### WHAT TO PRODUCE
Identify each line below that contains the word "text", and copy it out.

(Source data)
......

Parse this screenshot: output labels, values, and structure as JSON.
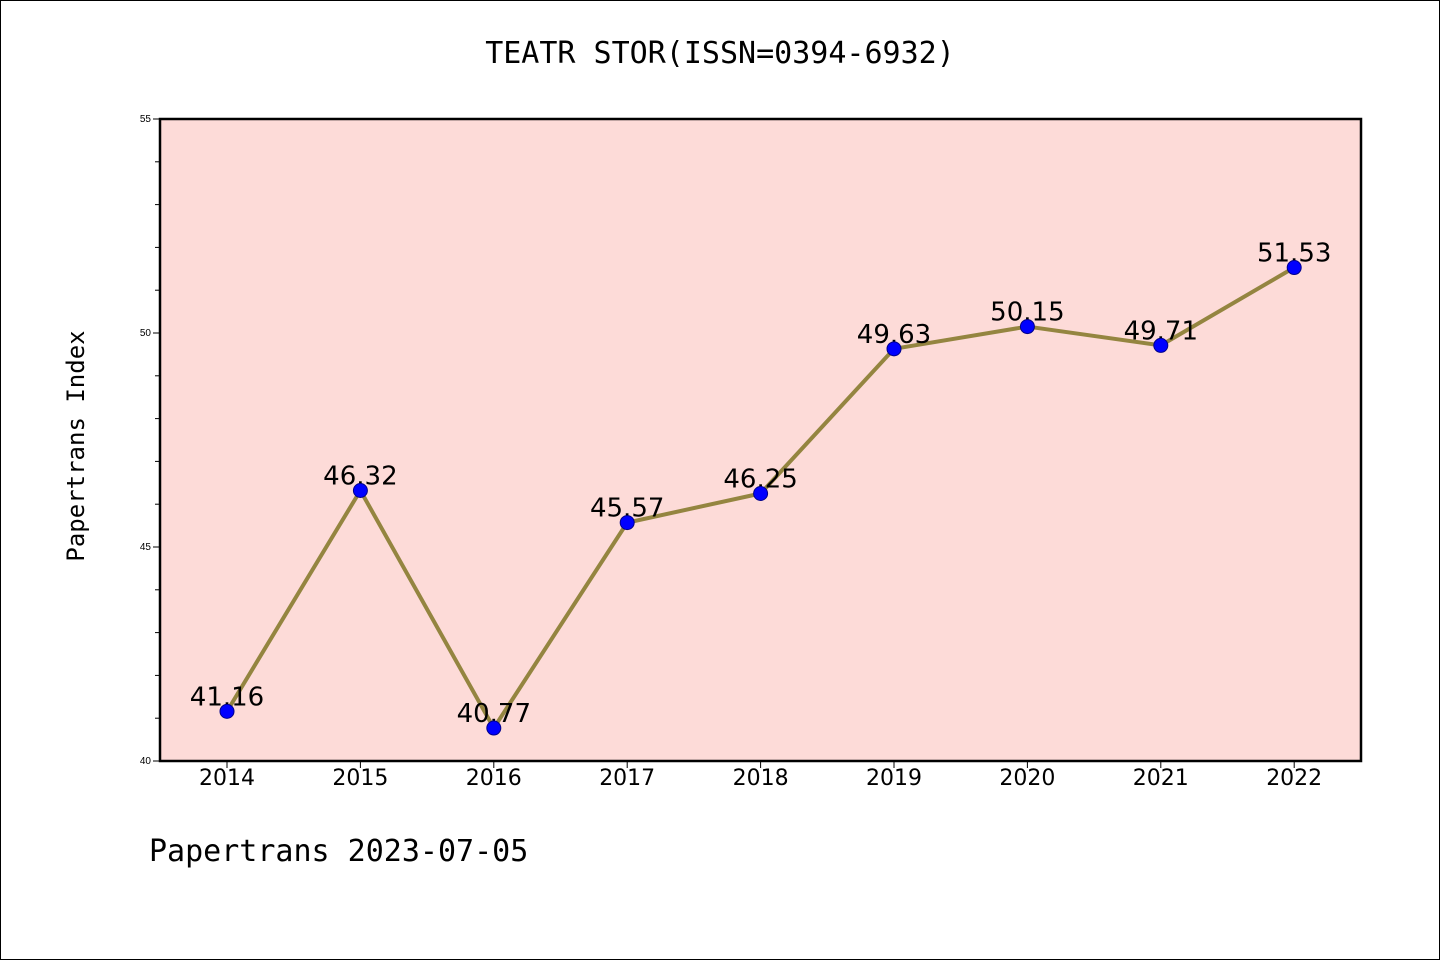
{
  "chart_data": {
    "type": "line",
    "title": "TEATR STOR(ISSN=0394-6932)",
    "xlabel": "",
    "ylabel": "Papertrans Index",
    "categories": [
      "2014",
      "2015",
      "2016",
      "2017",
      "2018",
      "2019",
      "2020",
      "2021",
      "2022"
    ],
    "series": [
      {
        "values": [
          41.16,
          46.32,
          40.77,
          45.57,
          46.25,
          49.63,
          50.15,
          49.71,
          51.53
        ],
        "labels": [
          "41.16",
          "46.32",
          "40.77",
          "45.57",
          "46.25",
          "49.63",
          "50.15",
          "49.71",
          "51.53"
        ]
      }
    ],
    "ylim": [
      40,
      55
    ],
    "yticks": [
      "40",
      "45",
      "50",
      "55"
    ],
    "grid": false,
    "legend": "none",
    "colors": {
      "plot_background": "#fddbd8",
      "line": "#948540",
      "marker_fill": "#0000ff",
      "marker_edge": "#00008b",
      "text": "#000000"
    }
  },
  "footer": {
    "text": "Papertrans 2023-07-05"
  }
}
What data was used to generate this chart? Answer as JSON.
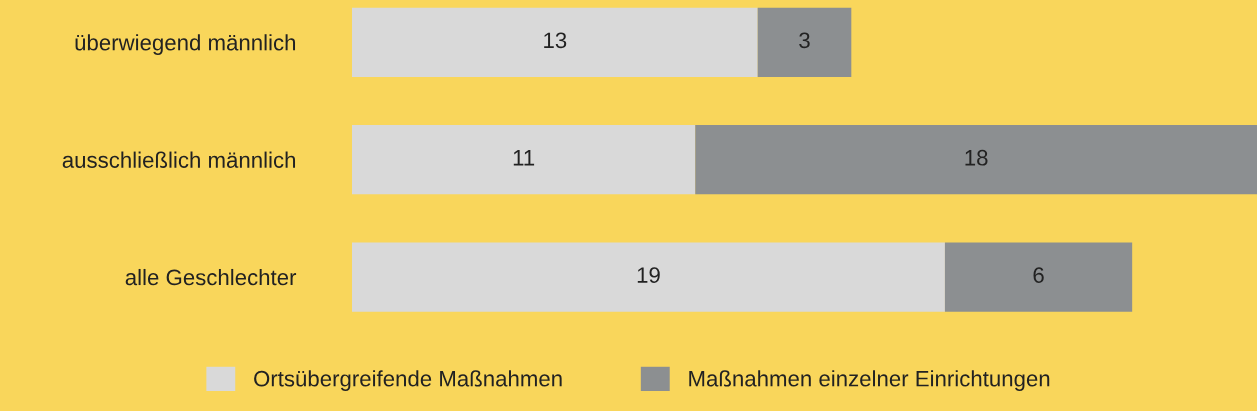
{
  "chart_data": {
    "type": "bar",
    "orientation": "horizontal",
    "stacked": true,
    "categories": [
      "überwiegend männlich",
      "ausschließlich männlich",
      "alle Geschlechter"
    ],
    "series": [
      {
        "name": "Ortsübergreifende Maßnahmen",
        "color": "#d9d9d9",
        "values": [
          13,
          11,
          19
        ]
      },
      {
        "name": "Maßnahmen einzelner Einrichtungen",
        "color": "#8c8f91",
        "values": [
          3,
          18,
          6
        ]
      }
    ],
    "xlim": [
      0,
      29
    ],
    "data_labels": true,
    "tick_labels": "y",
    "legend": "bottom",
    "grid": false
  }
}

......

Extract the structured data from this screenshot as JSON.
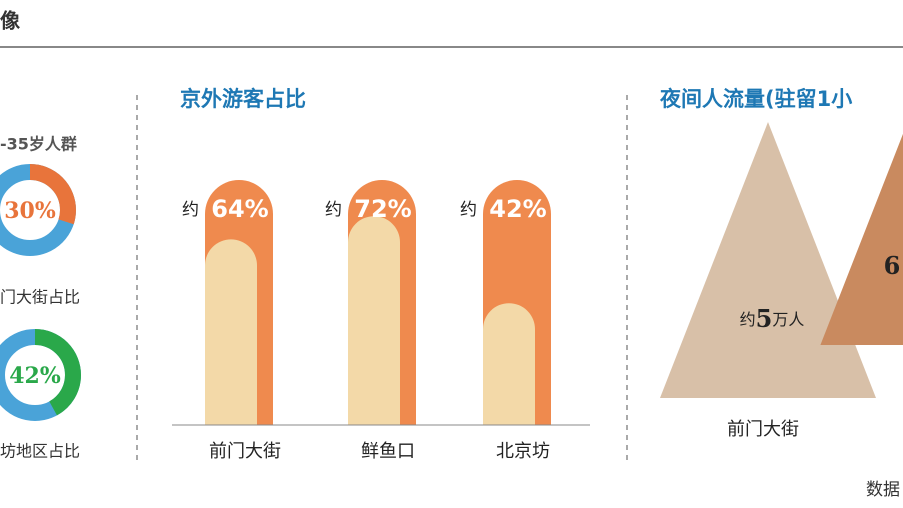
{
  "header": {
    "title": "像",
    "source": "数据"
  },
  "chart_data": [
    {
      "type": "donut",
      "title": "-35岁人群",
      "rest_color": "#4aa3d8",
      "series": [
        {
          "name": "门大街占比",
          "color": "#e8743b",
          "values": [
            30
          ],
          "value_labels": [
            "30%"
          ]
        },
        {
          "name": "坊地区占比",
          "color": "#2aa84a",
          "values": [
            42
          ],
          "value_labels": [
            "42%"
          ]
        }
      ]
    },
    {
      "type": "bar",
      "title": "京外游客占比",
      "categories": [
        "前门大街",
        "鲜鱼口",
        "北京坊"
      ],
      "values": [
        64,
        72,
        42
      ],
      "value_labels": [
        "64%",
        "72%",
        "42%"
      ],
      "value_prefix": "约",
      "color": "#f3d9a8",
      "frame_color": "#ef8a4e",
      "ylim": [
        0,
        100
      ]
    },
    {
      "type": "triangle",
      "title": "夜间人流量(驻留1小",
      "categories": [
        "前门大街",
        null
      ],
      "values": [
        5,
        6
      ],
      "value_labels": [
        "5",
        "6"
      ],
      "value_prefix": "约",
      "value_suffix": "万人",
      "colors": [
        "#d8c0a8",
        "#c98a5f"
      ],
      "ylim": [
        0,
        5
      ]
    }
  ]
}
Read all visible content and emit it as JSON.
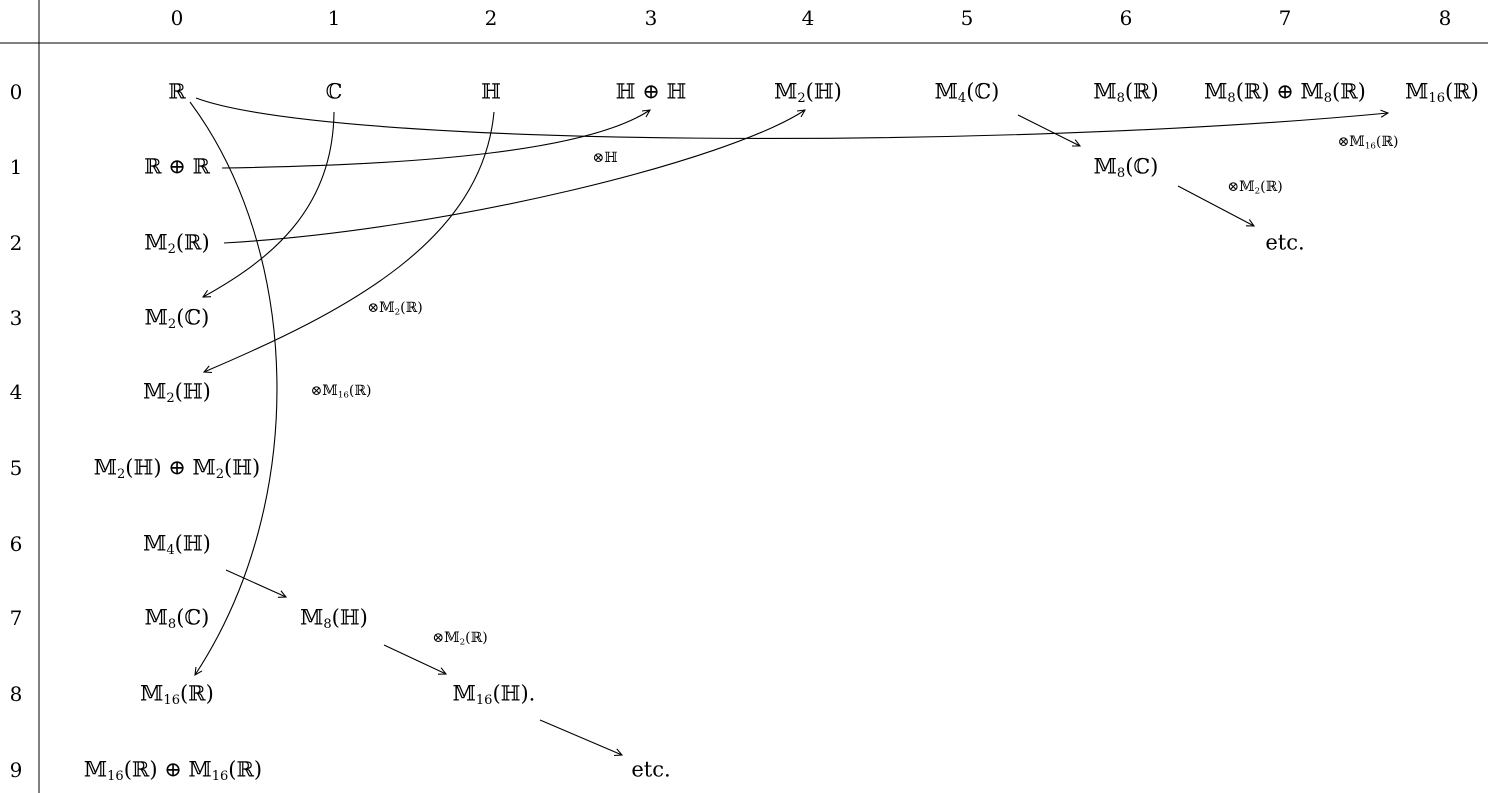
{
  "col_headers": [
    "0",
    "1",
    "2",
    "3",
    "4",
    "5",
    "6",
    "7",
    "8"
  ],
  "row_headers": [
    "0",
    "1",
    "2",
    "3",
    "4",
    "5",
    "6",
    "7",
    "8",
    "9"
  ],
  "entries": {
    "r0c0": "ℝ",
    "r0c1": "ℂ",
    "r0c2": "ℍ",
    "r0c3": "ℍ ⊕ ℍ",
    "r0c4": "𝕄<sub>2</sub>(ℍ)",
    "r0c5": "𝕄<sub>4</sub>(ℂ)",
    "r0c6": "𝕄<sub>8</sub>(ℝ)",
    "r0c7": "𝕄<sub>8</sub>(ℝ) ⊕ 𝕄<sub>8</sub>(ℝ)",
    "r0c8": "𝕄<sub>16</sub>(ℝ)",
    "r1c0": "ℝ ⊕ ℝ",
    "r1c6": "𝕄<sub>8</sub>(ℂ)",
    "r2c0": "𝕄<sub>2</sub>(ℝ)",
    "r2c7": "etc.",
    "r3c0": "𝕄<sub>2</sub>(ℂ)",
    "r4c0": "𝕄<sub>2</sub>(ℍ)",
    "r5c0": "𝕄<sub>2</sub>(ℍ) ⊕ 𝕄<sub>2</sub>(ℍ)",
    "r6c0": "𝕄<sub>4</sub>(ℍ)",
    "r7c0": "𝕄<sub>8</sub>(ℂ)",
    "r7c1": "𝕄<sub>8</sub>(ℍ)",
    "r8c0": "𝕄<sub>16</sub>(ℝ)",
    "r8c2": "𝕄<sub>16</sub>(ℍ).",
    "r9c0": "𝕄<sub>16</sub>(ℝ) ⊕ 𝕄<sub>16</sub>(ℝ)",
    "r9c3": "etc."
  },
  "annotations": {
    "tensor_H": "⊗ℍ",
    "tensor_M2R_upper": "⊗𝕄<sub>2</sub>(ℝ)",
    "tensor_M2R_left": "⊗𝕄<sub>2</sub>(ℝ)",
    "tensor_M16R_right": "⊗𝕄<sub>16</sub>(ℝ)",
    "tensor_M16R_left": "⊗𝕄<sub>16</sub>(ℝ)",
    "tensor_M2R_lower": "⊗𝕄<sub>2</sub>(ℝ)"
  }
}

......

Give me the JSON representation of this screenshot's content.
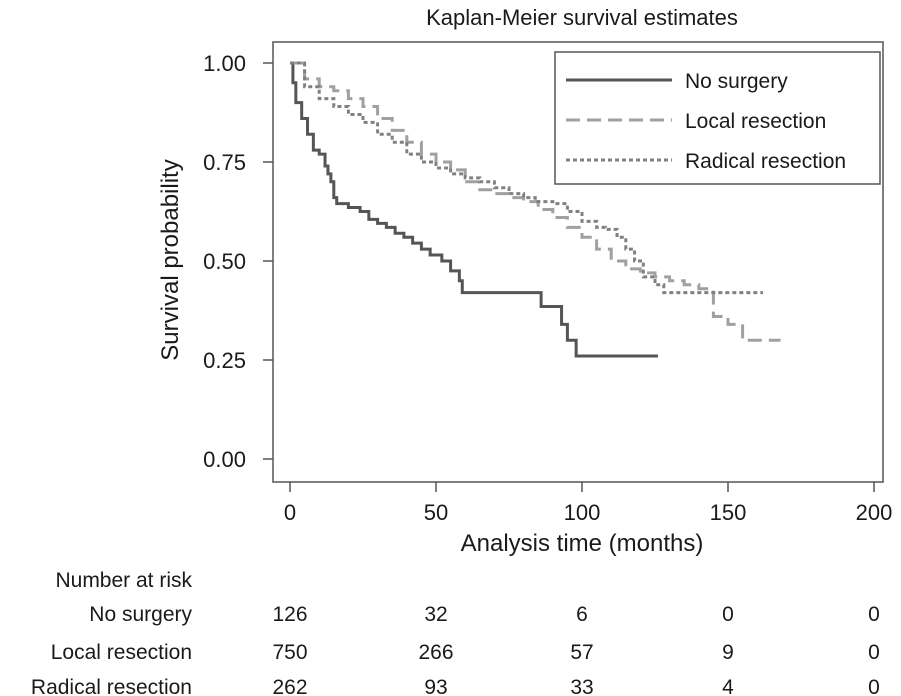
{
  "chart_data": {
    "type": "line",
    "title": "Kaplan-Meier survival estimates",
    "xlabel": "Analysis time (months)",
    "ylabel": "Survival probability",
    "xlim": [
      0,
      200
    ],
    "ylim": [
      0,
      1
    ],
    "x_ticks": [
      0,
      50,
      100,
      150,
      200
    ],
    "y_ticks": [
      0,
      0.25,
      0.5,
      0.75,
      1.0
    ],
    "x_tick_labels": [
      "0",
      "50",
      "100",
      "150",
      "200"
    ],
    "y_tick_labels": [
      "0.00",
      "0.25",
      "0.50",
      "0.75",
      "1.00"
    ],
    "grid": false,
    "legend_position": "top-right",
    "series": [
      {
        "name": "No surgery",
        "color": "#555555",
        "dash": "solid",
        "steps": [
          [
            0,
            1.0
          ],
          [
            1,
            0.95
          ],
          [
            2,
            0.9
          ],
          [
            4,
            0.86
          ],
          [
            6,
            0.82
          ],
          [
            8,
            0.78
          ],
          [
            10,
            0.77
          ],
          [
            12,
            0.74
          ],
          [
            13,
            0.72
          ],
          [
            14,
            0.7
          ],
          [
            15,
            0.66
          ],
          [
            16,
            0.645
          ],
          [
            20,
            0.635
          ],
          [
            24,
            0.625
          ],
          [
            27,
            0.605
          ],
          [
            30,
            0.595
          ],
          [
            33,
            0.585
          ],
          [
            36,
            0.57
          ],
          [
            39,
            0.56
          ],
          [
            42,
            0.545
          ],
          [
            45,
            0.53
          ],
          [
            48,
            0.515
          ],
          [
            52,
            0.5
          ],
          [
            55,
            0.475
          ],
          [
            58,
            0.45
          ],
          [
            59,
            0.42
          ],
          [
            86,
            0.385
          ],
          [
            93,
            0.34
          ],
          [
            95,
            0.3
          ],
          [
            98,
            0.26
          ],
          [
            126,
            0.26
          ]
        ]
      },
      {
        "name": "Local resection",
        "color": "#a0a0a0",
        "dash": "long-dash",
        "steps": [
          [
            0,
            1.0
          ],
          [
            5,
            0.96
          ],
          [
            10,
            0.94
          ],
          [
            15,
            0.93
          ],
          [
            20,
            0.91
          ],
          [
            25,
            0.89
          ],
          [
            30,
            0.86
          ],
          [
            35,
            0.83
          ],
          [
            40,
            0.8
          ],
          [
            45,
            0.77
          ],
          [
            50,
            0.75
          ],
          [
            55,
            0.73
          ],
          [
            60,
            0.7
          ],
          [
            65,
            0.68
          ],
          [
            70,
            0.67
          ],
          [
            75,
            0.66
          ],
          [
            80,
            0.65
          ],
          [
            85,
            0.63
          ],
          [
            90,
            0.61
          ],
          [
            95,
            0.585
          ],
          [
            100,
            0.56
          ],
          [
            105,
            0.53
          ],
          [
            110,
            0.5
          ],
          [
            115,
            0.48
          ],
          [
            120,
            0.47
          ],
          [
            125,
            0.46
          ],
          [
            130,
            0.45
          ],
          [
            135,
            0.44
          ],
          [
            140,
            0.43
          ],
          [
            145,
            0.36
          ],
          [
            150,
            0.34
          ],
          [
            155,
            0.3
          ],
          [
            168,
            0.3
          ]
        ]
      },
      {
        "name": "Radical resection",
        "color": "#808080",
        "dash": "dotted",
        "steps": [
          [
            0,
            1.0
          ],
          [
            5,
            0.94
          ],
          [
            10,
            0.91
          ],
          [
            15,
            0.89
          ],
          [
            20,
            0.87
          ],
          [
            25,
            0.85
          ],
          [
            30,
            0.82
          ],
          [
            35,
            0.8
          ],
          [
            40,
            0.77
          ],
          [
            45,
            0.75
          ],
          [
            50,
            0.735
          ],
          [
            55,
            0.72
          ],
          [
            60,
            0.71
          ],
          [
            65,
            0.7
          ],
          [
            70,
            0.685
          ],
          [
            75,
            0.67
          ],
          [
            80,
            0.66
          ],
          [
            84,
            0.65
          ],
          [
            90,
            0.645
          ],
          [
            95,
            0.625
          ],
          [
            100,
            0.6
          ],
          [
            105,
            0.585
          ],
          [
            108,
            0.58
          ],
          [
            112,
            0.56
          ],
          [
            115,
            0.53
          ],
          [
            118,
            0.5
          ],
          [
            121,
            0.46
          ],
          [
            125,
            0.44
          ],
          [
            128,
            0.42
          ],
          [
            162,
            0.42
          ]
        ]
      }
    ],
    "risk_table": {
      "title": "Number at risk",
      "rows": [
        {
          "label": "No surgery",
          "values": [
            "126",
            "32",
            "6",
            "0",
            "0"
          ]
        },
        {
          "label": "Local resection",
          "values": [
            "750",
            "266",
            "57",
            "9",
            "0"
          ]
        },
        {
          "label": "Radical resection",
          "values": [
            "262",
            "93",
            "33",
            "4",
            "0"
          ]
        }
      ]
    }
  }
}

......

### RESPONSE TO THIS TASK
      "text": "#000000"
    "text": "Papertrans 2023-07-05"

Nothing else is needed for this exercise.